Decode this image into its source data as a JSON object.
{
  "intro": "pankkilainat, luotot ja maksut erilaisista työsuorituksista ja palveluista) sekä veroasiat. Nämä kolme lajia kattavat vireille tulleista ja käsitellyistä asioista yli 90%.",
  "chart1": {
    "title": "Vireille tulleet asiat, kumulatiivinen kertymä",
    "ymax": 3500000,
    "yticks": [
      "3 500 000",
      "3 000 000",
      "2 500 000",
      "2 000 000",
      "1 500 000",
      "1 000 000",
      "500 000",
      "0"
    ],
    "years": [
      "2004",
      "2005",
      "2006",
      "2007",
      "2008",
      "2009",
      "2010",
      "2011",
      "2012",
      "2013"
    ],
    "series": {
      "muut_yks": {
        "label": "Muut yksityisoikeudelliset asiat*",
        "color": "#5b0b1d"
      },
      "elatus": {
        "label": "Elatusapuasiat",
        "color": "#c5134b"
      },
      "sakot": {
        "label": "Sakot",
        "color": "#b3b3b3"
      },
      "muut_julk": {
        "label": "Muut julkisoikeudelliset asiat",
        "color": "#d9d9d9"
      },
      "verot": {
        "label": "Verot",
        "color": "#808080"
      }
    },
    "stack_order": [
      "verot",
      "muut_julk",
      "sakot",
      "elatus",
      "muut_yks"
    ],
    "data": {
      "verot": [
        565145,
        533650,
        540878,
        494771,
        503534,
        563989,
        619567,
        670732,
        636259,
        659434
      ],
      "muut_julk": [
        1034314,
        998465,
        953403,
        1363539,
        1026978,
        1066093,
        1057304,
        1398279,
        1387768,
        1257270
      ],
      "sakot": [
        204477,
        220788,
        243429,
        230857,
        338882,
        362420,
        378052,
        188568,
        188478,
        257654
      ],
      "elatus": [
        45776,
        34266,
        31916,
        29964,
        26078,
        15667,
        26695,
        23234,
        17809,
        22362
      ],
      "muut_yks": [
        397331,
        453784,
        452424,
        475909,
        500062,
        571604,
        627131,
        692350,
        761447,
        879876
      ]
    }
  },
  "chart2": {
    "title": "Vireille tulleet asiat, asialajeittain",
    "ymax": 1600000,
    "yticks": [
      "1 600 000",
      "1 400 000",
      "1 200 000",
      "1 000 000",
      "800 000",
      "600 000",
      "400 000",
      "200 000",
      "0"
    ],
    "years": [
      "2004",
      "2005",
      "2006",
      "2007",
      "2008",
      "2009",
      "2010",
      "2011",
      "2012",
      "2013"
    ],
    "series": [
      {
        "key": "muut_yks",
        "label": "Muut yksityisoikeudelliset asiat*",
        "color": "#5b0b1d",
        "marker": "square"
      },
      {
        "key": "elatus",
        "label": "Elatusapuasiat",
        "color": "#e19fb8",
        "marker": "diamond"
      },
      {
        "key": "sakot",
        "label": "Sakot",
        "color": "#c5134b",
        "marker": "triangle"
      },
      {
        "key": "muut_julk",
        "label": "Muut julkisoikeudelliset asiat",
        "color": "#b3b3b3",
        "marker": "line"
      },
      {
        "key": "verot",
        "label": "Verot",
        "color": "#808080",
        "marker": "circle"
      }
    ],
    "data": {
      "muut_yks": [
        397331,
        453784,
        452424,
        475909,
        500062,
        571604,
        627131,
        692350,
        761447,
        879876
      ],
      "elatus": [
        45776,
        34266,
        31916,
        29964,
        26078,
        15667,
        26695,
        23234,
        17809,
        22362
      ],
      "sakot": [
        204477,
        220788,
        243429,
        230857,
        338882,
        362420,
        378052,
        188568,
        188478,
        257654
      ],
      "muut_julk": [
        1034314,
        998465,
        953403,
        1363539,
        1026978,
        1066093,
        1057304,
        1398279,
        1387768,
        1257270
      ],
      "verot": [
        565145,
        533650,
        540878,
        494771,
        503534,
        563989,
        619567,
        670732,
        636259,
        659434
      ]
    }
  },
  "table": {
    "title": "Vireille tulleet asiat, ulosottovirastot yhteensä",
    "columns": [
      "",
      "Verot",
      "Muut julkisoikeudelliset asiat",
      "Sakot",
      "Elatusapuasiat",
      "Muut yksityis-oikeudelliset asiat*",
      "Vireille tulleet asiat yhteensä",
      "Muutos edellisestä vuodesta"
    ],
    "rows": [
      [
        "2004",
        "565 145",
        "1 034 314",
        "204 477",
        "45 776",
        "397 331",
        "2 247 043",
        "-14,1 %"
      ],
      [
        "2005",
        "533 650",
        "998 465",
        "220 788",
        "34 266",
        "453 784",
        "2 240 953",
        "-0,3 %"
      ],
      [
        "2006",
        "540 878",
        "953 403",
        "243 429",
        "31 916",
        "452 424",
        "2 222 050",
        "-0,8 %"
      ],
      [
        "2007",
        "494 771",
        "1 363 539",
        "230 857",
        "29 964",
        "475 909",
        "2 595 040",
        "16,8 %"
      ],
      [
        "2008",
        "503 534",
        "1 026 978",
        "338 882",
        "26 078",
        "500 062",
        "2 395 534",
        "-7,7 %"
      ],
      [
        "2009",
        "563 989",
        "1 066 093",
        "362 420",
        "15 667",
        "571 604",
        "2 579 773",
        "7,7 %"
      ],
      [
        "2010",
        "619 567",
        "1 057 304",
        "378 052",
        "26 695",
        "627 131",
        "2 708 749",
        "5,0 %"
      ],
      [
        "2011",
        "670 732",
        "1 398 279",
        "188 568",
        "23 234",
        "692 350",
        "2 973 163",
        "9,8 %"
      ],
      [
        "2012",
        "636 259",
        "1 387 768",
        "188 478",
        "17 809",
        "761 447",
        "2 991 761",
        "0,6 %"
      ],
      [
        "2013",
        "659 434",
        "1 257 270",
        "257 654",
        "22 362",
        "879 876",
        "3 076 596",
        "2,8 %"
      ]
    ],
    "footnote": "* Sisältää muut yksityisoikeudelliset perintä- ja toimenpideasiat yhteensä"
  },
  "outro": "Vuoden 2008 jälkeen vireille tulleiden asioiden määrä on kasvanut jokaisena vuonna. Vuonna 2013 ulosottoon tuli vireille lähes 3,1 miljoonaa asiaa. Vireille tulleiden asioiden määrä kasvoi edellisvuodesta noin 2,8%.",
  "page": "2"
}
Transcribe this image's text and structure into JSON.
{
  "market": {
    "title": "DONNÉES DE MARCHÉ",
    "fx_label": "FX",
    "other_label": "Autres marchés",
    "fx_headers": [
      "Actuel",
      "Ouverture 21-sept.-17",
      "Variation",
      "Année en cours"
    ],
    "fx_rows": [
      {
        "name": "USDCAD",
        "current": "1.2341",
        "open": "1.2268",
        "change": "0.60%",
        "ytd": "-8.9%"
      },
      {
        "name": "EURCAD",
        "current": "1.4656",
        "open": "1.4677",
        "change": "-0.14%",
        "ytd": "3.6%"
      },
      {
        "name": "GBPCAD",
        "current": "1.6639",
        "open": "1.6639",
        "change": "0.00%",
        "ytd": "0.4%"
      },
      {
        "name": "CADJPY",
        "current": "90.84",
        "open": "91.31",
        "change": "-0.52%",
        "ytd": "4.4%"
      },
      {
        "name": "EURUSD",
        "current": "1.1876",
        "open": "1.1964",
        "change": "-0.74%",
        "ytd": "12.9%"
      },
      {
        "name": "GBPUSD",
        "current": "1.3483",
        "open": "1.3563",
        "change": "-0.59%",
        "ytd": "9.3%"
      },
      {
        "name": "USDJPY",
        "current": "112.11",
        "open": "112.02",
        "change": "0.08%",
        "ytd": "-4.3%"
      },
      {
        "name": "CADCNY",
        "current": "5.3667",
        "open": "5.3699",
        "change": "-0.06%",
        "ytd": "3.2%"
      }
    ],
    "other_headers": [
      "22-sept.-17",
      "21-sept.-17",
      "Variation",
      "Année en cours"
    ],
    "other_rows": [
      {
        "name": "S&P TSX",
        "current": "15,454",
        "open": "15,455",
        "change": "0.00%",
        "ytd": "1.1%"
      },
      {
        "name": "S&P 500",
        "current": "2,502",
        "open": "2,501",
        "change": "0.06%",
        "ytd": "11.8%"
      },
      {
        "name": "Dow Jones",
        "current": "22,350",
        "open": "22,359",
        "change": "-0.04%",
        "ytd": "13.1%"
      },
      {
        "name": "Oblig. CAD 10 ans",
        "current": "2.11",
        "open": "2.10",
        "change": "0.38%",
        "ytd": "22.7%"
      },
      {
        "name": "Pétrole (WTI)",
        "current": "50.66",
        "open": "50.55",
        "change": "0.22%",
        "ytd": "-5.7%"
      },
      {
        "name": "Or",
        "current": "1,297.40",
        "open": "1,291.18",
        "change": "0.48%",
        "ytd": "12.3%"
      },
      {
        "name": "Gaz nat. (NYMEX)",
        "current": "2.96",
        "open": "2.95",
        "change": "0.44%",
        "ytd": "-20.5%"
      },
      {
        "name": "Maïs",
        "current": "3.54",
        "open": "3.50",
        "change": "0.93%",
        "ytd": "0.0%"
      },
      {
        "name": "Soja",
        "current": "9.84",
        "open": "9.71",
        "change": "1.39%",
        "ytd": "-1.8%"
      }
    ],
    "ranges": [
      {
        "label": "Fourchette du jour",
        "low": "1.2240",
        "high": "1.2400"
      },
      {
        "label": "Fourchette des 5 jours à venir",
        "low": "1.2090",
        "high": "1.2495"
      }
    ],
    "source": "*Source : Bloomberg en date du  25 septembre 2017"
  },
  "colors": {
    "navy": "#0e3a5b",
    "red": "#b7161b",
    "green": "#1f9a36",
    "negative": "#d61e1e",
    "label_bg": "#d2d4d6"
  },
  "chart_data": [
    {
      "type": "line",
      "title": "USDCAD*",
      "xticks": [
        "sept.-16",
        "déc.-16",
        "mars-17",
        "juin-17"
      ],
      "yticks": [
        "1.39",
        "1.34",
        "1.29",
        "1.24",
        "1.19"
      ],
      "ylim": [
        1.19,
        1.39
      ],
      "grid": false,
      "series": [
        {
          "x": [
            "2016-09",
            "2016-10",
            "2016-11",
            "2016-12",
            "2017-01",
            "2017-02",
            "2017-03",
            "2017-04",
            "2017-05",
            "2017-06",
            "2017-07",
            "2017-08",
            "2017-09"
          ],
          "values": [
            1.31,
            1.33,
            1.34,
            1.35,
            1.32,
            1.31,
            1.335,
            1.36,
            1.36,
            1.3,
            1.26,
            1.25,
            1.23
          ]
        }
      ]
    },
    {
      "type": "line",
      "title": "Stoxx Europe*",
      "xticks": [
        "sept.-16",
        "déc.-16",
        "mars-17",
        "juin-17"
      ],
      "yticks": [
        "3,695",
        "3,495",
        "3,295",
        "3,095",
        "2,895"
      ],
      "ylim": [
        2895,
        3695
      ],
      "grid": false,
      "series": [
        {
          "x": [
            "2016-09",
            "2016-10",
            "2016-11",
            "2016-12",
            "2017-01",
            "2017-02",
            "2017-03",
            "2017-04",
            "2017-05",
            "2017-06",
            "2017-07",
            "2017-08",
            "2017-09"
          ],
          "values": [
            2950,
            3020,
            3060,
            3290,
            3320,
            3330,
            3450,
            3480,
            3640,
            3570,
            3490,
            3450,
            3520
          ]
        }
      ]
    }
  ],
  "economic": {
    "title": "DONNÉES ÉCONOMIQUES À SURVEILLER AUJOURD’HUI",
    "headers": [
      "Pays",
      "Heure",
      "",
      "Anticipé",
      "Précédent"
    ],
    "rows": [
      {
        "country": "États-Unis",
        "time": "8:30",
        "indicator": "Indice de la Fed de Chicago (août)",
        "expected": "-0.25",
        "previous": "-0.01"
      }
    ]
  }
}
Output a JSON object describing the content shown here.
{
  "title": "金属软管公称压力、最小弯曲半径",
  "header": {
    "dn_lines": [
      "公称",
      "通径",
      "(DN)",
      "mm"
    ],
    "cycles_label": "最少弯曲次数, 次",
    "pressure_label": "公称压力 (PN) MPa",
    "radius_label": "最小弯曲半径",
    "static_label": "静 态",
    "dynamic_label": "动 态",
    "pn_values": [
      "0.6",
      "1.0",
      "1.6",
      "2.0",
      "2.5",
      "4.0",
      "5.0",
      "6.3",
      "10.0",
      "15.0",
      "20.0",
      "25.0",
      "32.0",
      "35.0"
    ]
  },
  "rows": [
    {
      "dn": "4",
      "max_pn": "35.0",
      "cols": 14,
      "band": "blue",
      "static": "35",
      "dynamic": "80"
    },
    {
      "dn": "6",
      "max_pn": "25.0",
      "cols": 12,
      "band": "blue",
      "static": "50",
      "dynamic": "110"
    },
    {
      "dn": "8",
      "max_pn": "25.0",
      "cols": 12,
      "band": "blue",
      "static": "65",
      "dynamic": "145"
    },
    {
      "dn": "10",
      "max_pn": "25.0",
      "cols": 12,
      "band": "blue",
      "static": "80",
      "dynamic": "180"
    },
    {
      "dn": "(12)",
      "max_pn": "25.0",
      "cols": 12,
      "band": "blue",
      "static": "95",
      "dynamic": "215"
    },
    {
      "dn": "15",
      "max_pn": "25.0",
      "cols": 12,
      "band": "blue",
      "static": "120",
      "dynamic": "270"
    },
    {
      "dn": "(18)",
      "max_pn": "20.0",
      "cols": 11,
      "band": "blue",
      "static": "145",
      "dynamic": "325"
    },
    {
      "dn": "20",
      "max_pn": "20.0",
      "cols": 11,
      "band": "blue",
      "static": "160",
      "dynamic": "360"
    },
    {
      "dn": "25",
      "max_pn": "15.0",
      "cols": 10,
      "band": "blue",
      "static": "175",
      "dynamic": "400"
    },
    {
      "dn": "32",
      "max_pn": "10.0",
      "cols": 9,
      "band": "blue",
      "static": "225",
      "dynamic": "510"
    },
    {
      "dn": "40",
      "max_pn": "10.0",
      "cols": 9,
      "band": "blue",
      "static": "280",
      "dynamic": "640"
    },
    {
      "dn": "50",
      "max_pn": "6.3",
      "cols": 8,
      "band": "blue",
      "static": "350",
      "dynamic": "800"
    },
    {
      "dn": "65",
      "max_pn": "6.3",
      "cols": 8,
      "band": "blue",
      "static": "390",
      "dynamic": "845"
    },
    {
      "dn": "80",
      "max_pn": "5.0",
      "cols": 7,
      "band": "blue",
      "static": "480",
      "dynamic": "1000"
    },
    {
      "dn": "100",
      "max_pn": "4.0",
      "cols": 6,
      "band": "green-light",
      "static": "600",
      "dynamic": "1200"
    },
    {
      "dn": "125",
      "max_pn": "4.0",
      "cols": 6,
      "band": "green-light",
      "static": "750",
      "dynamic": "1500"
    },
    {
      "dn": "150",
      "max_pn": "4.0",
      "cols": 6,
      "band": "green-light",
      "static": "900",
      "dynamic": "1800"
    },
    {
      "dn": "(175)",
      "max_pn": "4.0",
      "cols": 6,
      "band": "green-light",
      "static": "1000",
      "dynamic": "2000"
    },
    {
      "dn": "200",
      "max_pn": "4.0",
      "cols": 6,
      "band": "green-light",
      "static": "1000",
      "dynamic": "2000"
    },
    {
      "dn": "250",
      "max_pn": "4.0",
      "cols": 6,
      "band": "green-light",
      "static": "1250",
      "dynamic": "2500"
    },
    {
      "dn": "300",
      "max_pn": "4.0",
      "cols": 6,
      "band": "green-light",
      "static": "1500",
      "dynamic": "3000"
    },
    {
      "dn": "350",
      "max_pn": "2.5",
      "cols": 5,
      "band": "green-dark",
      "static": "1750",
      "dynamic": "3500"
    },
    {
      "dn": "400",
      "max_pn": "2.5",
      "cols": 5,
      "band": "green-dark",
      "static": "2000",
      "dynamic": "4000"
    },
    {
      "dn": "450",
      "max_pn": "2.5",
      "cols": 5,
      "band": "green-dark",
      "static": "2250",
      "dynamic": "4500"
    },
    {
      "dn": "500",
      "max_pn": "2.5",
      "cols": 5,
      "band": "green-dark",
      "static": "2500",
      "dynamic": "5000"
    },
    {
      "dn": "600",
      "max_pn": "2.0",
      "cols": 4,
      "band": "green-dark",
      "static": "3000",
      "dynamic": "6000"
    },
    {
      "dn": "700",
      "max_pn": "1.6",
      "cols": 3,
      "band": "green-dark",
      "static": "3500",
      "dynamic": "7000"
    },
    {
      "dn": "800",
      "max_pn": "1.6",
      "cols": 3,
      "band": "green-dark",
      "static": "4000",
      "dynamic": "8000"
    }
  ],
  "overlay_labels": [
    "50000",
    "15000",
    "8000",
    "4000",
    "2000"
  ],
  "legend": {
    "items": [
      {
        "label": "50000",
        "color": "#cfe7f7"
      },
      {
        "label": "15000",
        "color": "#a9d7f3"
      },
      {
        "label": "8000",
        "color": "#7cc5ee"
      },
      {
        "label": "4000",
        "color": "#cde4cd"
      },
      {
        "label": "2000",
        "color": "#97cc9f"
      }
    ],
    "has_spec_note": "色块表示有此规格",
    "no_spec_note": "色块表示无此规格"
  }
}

## OBJECTIVE
Say how many lines contain "title", and give nothing but that number.

## CORRECT RESPONSE
8